● **Written instruction**
Would you output the whole listing below, exactly as it reads?

● **Input data**
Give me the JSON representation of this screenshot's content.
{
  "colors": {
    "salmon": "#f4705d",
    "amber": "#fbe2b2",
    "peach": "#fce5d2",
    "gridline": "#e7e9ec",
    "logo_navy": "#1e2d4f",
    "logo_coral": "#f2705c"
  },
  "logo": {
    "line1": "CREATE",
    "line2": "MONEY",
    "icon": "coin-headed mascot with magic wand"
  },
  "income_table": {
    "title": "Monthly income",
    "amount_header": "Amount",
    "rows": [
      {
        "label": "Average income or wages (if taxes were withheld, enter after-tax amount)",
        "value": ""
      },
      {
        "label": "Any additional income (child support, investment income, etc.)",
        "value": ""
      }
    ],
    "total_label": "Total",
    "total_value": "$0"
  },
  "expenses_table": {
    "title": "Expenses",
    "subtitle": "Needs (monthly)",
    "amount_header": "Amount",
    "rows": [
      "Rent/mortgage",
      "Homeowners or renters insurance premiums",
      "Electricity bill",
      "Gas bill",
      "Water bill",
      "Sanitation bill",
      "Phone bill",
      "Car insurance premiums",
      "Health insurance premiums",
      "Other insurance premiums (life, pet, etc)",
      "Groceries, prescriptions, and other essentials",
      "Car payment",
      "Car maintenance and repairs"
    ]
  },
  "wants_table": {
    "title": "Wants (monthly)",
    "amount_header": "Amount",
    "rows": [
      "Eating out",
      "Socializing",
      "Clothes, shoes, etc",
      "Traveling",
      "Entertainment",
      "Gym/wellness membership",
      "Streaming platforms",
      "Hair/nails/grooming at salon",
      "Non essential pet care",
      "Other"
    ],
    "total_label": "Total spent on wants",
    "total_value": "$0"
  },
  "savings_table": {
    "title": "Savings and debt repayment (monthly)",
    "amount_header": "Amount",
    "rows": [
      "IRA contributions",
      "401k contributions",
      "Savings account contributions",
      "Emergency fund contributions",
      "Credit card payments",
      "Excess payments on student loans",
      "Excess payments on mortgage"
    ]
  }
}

● **Task response**
Give me the JSON representation of this screenshot's content.
{
  "colors": {
    "salmon": "#f4705d",
    "amber": "#fbe2b2",
    "peach": "#fce5d2",
    "gridline": "#e7e9ec",
    "logo_navy": "#1e2d4f",
    "logo_coral": "#f2705c"
  },
  "logo": {
    "line1": "CREATE",
    "line2": "MONEY",
    "icon": "coin-headed mascot with magic wand"
  },
  "income_table": {
    "title": "Monthly income",
    "amount_header": "Amount",
    "rows": [
      {
        "label": "Average income or wages (if taxes were withheld, enter after-tax amount)",
        "value": ""
      },
      {
        "label": "Any additional income (child support, investment income, etc.)",
        "value": ""
      }
    ],
    "total_label": "Total",
    "total_value": "$0"
  },
  "expenses_table": {
    "title": "Expenses",
    "subtitle": "Needs (monthly)",
    "amount_header": "Amount",
    "rows": [
      "Rent/mortgage",
      "Homeowners or renters insurance premiums",
      "Electricity bill",
      "Gas bill",
      "Water bill",
      "Sanitation bill",
      "Phone bill",
      "Car insurance premiums",
      "Health insurance premiums",
      "Other insurance premiums (life, pet, etc)",
      "Groceries, prescriptions, and other essentials",
      "Car payment",
      "Car maintenance and repairs"
    ]
  },
  "wants_table": {
    "title": "Wants (monthly)",
    "amount_header": "Amount",
    "rows": [
      "Eating out",
      "Socializing",
      "Clothes, shoes, etc",
      "Traveling",
      "Entertainment",
      "Gym/wellness membership",
      "Streaming platforms",
      "Hair/nails/grooming at salon",
      "Non essential pet care",
      "Other"
    ],
    "total_label": "Total spent on wants",
    "total_value": "$0"
  },
  "savings_table": {
    "title": "Savings and debt repayment (monthly)",
    "amount_header": "Amount",
    "rows": [
      "IRA contributions",
      "401k contributions",
      "Savings account contributions",
      "Emergency fund contributions",
      "Credit card payments",
      "Excess payments on student loans",
      "Excess payments on mortgage"
    ]
  }
}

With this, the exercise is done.